** begin **

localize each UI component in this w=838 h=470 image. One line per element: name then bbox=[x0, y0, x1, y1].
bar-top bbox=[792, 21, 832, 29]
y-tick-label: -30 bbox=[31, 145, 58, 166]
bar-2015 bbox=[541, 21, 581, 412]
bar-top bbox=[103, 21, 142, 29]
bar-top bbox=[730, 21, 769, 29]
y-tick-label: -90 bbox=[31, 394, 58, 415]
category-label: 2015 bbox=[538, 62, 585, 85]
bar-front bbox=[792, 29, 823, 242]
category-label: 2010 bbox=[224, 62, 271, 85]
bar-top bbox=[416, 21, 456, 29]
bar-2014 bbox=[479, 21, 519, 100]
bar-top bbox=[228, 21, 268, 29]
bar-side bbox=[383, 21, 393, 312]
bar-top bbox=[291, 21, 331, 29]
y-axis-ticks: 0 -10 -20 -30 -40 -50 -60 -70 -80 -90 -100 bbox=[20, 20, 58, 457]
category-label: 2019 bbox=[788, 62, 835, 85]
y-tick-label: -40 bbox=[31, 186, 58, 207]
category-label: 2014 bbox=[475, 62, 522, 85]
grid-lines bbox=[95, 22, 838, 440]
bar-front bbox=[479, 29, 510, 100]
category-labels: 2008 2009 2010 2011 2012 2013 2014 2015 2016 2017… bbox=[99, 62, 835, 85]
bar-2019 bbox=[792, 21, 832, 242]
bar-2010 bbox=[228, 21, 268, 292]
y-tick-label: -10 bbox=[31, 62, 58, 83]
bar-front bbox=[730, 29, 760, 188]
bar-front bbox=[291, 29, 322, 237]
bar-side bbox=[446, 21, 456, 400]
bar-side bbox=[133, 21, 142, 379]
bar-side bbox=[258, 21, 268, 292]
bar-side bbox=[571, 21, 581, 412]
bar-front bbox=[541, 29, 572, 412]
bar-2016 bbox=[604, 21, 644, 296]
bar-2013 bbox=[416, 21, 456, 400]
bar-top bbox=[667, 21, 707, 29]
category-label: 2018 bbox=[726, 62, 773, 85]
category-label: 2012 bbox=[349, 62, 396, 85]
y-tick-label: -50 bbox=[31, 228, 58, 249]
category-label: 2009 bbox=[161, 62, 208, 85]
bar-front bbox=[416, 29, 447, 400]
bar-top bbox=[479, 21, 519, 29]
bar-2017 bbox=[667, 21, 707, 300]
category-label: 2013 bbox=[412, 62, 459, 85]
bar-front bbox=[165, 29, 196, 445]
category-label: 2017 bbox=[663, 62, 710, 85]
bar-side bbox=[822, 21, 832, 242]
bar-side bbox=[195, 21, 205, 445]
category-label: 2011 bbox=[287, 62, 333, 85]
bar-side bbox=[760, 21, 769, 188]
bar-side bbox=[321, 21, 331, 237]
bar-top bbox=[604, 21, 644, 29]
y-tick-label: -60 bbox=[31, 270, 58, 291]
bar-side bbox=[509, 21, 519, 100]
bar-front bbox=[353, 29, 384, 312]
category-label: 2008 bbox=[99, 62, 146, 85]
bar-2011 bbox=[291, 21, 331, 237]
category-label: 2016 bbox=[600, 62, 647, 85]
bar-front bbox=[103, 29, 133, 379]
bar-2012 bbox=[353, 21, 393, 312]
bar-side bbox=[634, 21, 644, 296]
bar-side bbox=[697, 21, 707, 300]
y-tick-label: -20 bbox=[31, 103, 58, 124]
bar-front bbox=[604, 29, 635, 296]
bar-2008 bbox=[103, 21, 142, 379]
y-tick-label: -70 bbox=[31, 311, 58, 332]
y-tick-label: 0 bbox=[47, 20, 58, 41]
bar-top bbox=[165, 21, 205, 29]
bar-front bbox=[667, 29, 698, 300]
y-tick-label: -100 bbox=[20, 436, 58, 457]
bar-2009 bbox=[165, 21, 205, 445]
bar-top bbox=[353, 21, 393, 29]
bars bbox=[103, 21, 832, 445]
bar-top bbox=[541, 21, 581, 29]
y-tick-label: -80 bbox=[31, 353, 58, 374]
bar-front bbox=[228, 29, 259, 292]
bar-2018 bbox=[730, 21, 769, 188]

** end **

Work to do » Duplicate all of the records above line for line, with no changes.

Exercise result »
localize each UI component in this w=838 h=470 image. One line per element: name then bbox=[x0, y0, x1, y1].
bar-top bbox=[792, 21, 832, 29]
y-tick-label: -30 bbox=[31, 145, 58, 166]
bar-2015 bbox=[541, 21, 581, 412]
bar-top bbox=[103, 21, 142, 29]
bar-top bbox=[730, 21, 769, 29]
y-tick-label: -90 bbox=[31, 394, 58, 415]
category-label: 2015 bbox=[538, 62, 585, 85]
bar-front bbox=[792, 29, 823, 242]
category-label: 2010 bbox=[224, 62, 271, 85]
bar-top bbox=[416, 21, 456, 29]
bar-2014 bbox=[479, 21, 519, 100]
bar-top bbox=[228, 21, 268, 29]
bar-side bbox=[383, 21, 393, 312]
bar-top bbox=[291, 21, 331, 29]
y-axis-ticks: 0 -10 -20 -30 -40 -50 -60 -70 -80 -90 -100 bbox=[20, 20, 58, 457]
category-label: 2019 bbox=[788, 62, 835, 85]
y-tick-label: -40 bbox=[31, 186, 58, 207]
category-label: 2014 bbox=[475, 62, 522, 85]
grid-lines bbox=[95, 22, 838, 440]
bar-front bbox=[479, 29, 510, 100]
category-labels: 2008 2009 2010 2011 2012 2013 2014 2015 2016 2017… bbox=[99, 62, 835, 85]
bar-2019 bbox=[792, 21, 832, 242]
bar-2010 bbox=[228, 21, 268, 292]
y-tick-label: -10 bbox=[31, 62, 58, 83]
bar-front bbox=[730, 29, 760, 188]
bar-front bbox=[291, 29, 322, 237]
bar-side bbox=[446, 21, 456, 400]
bar-side bbox=[133, 21, 142, 379]
bar-side bbox=[258, 21, 268, 292]
bar-side bbox=[571, 21, 581, 412]
bar-front bbox=[541, 29, 572, 412]
bar-2016 bbox=[604, 21, 644, 296]
bar-2013 bbox=[416, 21, 456, 400]
bar-top bbox=[667, 21, 707, 29]
category-label: 2018 bbox=[726, 62, 773, 85]
category-label: 2012 bbox=[349, 62, 396, 85]
y-tick-label: -50 bbox=[31, 228, 58, 249]
category-label: 2009 bbox=[161, 62, 208, 85]
bar-front bbox=[416, 29, 447, 400]
bar-top bbox=[479, 21, 519, 29]
bar-2017 bbox=[667, 21, 707, 300]
category-label: 2013 bbox=[412, 62, 459, 85]
bar-front bbox=[165, 29, 196, 445]
category-label: 2017 bbox=[663, 62, 710, 85]
bar-side bbox=[822, 21, 832, 242]
bar-side bbox=[195, 21, 205, 445]
category-label: 2011 bbox=[287, 62, 333, 85]
bar-side bbox=[760, 21, 769, 188]
bar-side bbox=[321, 21, 331, 237]
bar-top bbox=[604, 21, 644, 29]
y-tick-label: -60 bbox=[31, 270, 58, 291]
bar-side bbox=[509, 21, 519, 100]
bar-front bbox=[353, 29, 384, 312]
category-label: 2008 bbox=[99, 62, 146, 85]
bar-2011 bbox=[291, 21, 331, 237]
category-label: 2016 bbox=[600, 62, 647, 85]
bar-front bbox=[103, 29, 133, 379]
bar-2012 bbox=[353, 21, 393, 312]
bar-side bbox=[634, 21, 644, 296]
bar-side bbox=[697, 21, 707, 300]
y-tick-label: -20 bbox=[31, 103, 58, 124]
bar-front bbox=[604, 29, 635, 296]
bar-2008 bbox=[103, 21, 142, 379]
y-tick-label: -70 bbox=[31, 311, 58, 332]
y-tick-label: 0 bbox=[47, 20, 58, 41]
bar-top bbox=[165, 21, 205, 29]
bar-front bbox=[667, 29, 698, 300]
y-tick-label: -100 bbox=[20, 436, 58, 457]
bar-2009 bbox=[165, 21, 205, 445]
bar-top bbox=[353, 21, 393, 29]
bars bbox=[103, 21, 832, 445]
bar-top bbox=[541, 21, 581, 29]
y-tick-label: -80 bbox=[31, 353, 58, 374]
bar-front bbox=[228, 29, 259, 292]
bar-2018 bbox=[730, 21, 769, 188]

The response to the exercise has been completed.